**Working data:**
·····

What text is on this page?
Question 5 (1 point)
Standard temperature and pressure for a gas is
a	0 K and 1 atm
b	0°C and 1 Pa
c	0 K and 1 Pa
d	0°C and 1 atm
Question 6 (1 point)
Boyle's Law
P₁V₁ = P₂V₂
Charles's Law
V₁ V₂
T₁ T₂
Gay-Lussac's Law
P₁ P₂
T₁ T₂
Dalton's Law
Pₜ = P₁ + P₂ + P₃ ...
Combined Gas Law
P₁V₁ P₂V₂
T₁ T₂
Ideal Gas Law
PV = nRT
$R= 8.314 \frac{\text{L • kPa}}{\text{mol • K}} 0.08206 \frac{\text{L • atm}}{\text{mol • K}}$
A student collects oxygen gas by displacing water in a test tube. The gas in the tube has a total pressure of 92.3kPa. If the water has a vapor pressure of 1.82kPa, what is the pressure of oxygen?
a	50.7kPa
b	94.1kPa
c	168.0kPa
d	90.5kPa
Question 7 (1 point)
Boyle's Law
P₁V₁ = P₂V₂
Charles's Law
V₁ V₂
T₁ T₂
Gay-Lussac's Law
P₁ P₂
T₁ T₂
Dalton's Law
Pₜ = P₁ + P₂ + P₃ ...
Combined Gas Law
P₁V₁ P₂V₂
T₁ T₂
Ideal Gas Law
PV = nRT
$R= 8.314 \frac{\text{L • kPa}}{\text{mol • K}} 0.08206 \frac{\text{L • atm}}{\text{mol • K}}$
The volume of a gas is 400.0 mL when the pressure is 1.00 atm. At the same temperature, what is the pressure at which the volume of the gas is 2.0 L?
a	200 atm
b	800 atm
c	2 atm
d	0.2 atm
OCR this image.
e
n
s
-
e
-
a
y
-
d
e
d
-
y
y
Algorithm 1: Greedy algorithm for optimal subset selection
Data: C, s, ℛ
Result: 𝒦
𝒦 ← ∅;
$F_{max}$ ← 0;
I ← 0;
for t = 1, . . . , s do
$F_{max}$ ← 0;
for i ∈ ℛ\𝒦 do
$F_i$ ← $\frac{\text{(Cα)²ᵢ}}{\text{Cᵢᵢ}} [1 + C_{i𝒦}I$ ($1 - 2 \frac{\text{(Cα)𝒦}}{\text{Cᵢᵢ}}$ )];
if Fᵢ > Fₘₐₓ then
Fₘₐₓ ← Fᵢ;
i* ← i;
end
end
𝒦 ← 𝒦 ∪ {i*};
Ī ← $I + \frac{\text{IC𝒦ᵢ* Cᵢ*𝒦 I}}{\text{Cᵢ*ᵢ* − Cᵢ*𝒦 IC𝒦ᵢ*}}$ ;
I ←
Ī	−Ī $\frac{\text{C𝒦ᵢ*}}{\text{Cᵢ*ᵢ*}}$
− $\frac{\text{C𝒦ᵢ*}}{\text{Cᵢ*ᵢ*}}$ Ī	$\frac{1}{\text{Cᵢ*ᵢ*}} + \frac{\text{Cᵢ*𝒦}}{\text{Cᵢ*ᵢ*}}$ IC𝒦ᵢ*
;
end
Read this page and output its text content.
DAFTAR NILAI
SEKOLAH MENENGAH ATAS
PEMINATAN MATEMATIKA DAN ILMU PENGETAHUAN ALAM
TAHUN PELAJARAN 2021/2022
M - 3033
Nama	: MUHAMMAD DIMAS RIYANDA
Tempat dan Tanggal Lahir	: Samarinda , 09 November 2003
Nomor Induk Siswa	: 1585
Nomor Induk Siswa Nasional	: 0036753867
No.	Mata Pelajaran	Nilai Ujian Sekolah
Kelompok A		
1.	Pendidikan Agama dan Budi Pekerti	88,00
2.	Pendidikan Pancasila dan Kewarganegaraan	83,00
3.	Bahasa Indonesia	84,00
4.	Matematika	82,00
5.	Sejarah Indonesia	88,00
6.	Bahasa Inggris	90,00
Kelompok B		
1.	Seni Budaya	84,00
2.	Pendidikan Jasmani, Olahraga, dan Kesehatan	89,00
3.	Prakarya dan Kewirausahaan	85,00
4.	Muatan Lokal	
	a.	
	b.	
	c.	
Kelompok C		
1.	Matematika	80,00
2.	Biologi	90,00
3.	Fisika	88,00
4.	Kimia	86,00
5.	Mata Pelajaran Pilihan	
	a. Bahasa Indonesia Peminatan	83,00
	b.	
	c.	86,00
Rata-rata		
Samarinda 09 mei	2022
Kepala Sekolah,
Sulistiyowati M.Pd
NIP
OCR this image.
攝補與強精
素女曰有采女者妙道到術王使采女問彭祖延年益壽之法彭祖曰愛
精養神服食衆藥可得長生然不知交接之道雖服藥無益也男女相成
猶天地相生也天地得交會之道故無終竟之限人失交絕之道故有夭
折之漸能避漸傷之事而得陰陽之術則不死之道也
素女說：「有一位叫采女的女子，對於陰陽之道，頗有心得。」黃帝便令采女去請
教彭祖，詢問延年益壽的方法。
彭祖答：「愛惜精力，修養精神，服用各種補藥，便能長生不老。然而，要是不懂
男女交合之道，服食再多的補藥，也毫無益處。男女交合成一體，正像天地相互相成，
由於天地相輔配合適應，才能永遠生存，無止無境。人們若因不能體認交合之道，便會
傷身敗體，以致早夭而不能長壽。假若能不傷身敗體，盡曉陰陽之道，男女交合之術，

·····

**Challenge:**
The records above should all be quoted exactly, please.

**Response below:**
What text is on this page?
Question 5 (1 point)
Standard temperature and pressure for a gas is
a	0 K and 1 atm
b	0°C and 1 Pa
c	0 K and 1 Pa
d	0°C and 1 atm
Question 6 (1 point)
Boyle's Law
P₁V₁ = P₂V₂
Charles's Law
V₁ V₂
T₁ T₂
Gay-Lussac's Law
P₁ P₂
T₁ T₂
Dalton's Law
Pₜ = P₁ + P₂ + P₃ ...
Combined Gas Law
P₁V₁ P₂V₂
T₁ T₂
Ideal Gas Law
PV = nRT
$R= 8.314 \frac{\text{L • kPa}}{\text{mol • K}} 0.08206 \frac{\text{L • atm}}{\text{mol • K}}$
A student collects oxygen gas by displacing water in a test tube. The gas in the tube has a total pressure of 92.3kPa. If the water has a vapor pressure of 1.82kPa, what is the pressure of oxygen?
a	50.7kPa
b	94.1kPa
c	168.0kPa
d	90.5kPa
Question 7 (1 point)
Boyle's Law
P₁V₁ = P₂V₂
Charles's Law
V₁ V₂
T₁ T₂
Gay-Lussac's Law
P₁ P₂
T₁ T₂
Dalton's Law
Pₜ = P₁ + P₂ + P₃ ...
Combined Gas Law
P₁V₁ P₂V₂
T₁ T₂
Ideal Gas Law
PV = nRT
$R= 8.314 \frac{\text{L • kPa}}{\text{mol • K}} 0.08206 \frac{\text{L • atm}}{\text{mol • K}}$
The volume of a gas is 400.0 mL when the pressure is 1.00 atm. At the same temperature, what is the pressure at which the volume of the gas is 2.0 L?
a	200 atm
b	800 atm
c	2 atm
d	0.2 atm
OCR this image.
e
n
s
-
e
-
a
y
-
d
e
d
-
y
y
Algorithm 1: Greedy algorithm for optimal subset selection
Data: C, s, ℛ
Result: 𝒦
𝒦 ← ∅;
$F_{max}$ ← 0;
I ← 0;
for t = 1, . . . , s do
$F_{max}$ ← 0;
for i ∈ ℛ\𝒦 do
$F_i$ ← $\frac{\text{(Cα)²ᵢ}}{\text{Cᵢᵢ}} [1 + C_{i𝒦}I$ ($1 - 2 \frac{\text{(Cα)𝒦}}{\text{Cᵢᵢ}}$ )];
if Fᵢ > Fₘₐₓ then
Fₘₐₓ ← Fᵢ;
i* ← i;
end
end
𝒦 ← 𝒦 ∪ {i*};
Ī ← $I + \frac{\text{IC𝒦ᵢ* Cᵢ*𝒦 I}}{\text{Cᵢ*ᵢ* − Cᵢ*𝒦 IC𝒦ᵢ*}}$ ;
I ←
Ī	−Ī $\frac{\text{C𝒦ᵢ*}}{\text{Cᵢ*ᵢ*}}$
− $\frac{\text{C𝒦ᵢ*}}{\text{Cᵢ*ᵢ*}}$ Ī	$\frac{1}{\text{Cᵢ*ᵢ*}} + \frac{\text{Cᵢ*𝒦}}{\text{Cᵢ*ᵢ*}}$ IC𝒦ᵢ*
;
end
Read this page and output its text content.
DAFTAR NILAI
SEKOLAH MENENGAH ATAS
PEMINATAN MATEMATIKA DAN ILMU PENGETAHUAN ALAM
TAHUN PELAJARAN 2021/2022
M - 3033
Nama	: MUHAMMAD DIMAS RIYANDA
Tempat dan Tanggal Lahir	: Samarinda , 09 November 2003
Nomor Induk Siswa	: 1585
Nomor Induk Siswa Nasional	: 0036753867
No.	Mata Pelajaran	Nilai Ujian Sekolah
Kelompok A		
1.	Pendidikan Agama dan Budi Pekerti	88,00
2.	Pendidikan Pancasila dan Kewarganegaraan	83,00
3.	Bahasa Indonesia	84,00
4.	Matematika	82,00
5.	Sejarah Indonesia	88,00
6.	Bahasa Inggris	90,00
Kelompok B		
1.	Seni Budaya	84,00
2.	Pendidikan Jasmani, Olahraga, dan Kesehatan	89,00
3.	Prakarya dan Kewirausahaan	85,00
4.	Muatan Lokal	
	a.	
	b.	
	c.	
Kelompok C		
1.	Matematika	80,00
2.	Biologi	90,00
3.	Fisika	88,00
4.	Kimia	86,00
5.	Mata Pelajaran Pilihan	
	a. Bahasa Indonesia Peminatan	83,00
	b.	
	c.	86,00
Rata-rata		
Samarinda 09 mei	2022
Kepala Sekolah,
Sulistiyowati M.Pd
NIP
OCR this image.
攝補與強精
素女曰有采女者妙道到術王使采女問彭祖延年益壽之法彭祖曰愛
精養神服食衆藥可得長生然不知交接之道雖服藥無益也男女相成
猶天地相生也天地得交會之道故無終竟之限人失交絕之道故有夭
折之漸能避漸傷之事而得陰陽之術則不死之道也
素女說：「有一位叫采女的女子，對於陰陽之道，頗有心得。」黃帝便令采女去請
教彭祖，詢問延年益壽的方法。
彭祖答：「愛惜精力，修養精神，服用各種補藥，便能長生不老。然而，要是不懂
男女交合之道，服食再多的補藥，也毫無益處。男女交合成一體，正像天地相互相成，
由於天地相輔配合適應，才能永遠生存，無止無境。人們若因不能體認交合之道，便會
傷身敗體，以致早夭而不能長壽。假若能不傷身敗體，盡曉陰陽之道，男女交合之術，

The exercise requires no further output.